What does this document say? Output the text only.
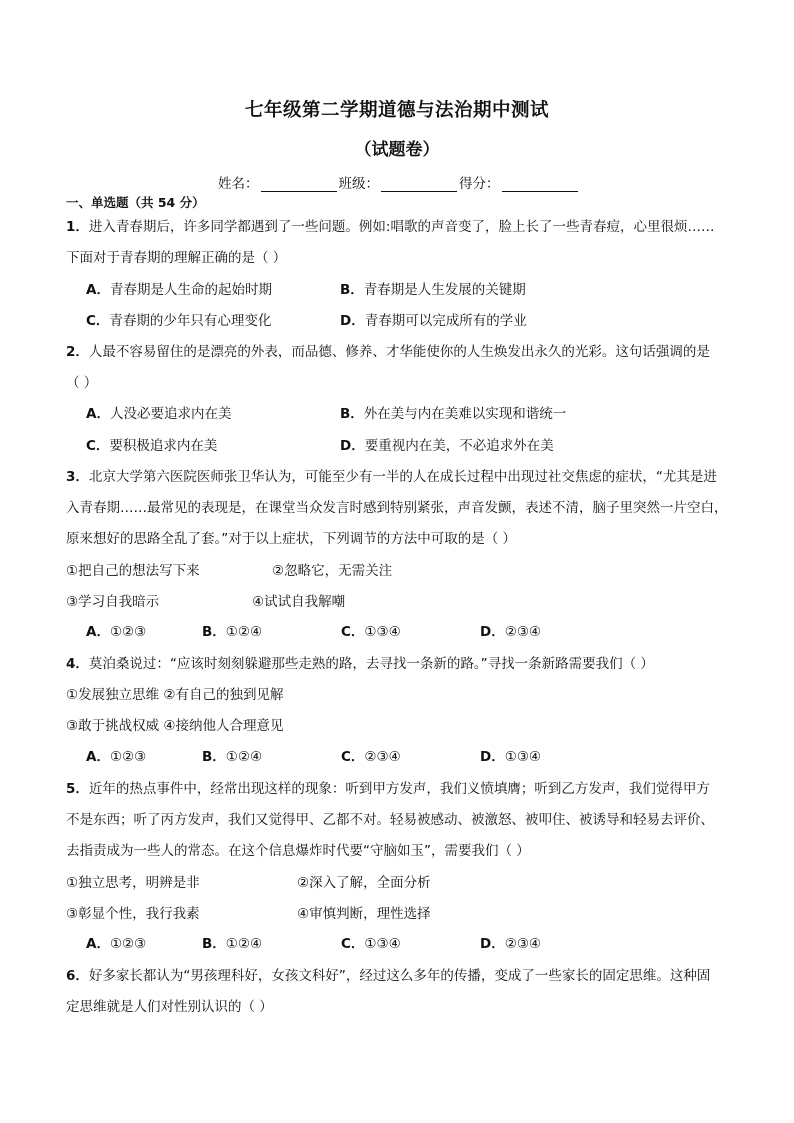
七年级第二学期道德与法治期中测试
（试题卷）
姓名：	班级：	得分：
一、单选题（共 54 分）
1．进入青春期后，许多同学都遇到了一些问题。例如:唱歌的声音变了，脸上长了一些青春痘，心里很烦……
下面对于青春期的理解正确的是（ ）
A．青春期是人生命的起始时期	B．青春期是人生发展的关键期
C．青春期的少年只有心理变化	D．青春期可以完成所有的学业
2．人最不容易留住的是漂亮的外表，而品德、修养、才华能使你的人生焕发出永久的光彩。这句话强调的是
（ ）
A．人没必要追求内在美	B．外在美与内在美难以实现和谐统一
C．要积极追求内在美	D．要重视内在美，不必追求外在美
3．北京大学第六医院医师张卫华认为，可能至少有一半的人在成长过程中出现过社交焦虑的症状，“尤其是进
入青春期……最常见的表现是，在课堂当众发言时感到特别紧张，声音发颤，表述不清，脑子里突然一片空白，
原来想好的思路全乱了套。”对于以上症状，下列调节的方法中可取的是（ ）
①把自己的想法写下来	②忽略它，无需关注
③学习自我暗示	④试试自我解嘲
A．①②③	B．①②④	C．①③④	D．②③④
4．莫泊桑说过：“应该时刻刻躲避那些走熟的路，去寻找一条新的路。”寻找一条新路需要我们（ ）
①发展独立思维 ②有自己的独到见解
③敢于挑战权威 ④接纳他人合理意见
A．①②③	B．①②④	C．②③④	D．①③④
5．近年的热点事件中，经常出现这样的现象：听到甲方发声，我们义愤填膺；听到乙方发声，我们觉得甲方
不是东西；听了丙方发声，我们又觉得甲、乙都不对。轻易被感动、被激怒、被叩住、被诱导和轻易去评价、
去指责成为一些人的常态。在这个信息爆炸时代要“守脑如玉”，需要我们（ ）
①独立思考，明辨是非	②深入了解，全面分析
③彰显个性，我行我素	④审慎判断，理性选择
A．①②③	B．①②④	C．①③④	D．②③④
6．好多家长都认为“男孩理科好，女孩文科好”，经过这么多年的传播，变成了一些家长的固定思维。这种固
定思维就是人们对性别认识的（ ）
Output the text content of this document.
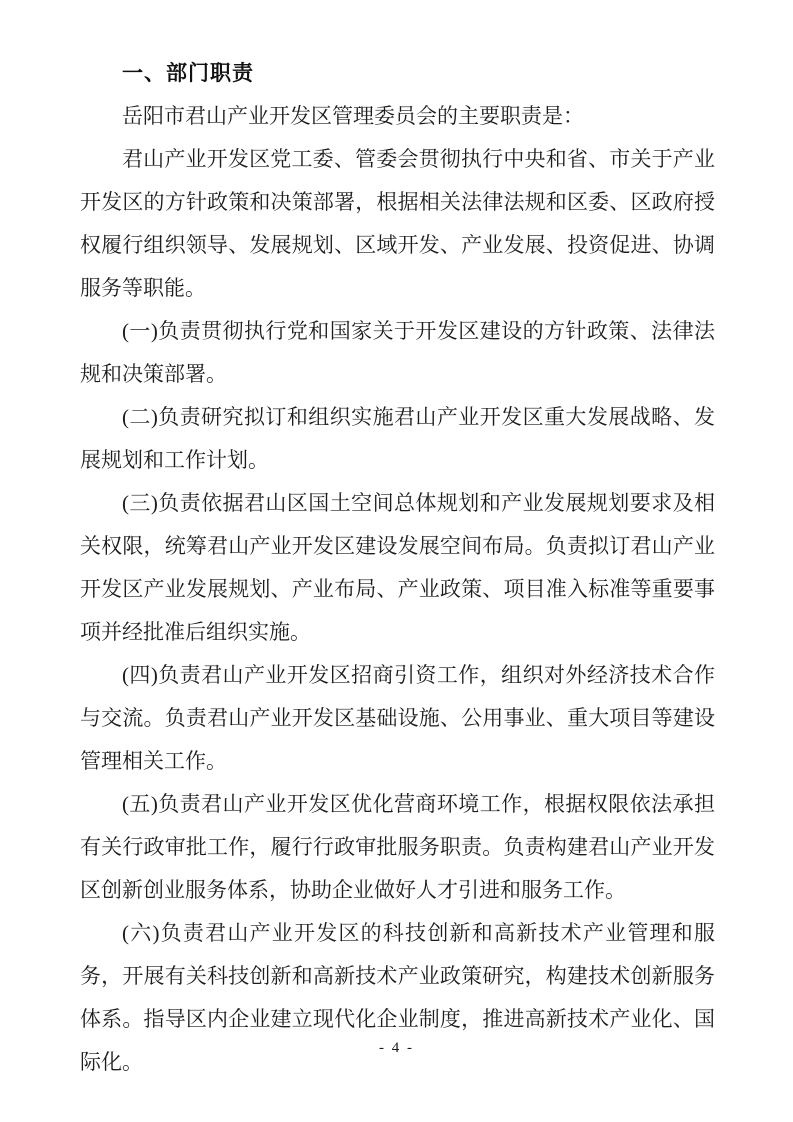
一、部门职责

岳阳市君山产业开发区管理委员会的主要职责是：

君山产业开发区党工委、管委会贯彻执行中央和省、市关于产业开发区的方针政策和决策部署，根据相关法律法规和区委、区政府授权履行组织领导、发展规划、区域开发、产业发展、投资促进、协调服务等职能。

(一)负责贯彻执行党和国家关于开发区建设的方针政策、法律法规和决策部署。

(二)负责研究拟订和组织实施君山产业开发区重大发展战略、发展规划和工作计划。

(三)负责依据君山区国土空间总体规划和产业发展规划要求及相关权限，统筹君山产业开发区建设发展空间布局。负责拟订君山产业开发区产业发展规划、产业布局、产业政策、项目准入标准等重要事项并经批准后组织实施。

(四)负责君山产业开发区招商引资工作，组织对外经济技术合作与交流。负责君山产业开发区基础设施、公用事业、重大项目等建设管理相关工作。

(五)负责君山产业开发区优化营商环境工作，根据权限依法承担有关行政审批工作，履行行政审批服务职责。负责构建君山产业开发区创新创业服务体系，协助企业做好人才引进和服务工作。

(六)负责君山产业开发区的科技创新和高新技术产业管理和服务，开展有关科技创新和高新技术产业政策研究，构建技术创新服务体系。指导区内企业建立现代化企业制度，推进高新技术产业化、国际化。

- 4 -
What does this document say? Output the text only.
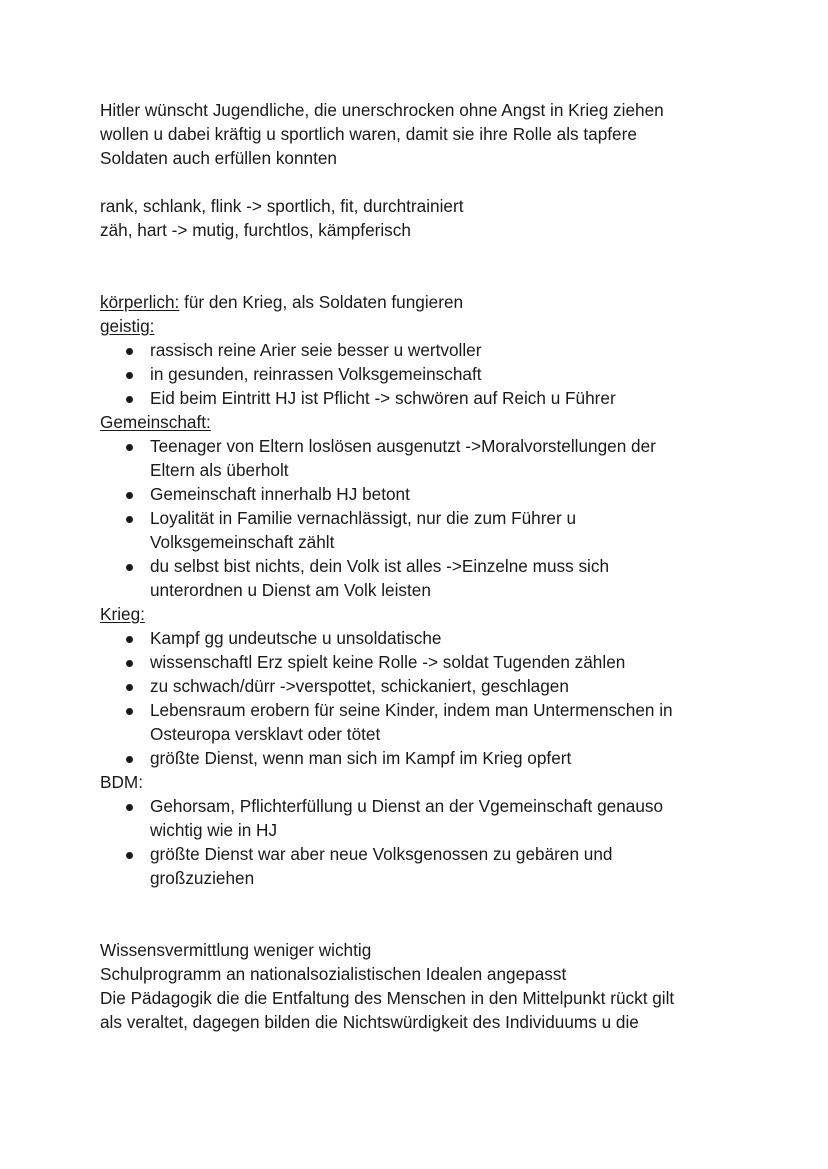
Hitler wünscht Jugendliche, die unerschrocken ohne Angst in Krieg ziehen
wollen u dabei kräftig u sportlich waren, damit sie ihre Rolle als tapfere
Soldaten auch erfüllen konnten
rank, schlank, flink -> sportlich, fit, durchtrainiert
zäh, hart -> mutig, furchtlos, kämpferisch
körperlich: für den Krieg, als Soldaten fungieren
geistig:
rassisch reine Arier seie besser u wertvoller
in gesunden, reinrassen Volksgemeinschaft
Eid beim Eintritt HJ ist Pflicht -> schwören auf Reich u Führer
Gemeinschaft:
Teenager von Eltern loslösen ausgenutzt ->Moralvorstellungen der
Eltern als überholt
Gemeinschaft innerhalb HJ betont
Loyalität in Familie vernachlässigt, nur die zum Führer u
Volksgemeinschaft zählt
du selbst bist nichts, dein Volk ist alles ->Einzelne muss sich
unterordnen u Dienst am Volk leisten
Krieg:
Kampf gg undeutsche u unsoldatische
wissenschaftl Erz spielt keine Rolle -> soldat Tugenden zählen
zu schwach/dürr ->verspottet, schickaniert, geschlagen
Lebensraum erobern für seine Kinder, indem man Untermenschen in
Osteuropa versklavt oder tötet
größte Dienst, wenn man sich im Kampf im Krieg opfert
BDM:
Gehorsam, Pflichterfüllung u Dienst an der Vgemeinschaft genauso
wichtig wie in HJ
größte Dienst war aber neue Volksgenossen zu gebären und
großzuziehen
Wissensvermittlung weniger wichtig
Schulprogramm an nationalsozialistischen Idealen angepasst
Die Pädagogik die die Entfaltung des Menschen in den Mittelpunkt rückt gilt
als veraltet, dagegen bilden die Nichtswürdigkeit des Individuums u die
++++++++++++++++++++
**Written request:** Find every line that includes the string "Rolle". Report how many there are and nothing else.

**Final result:** 2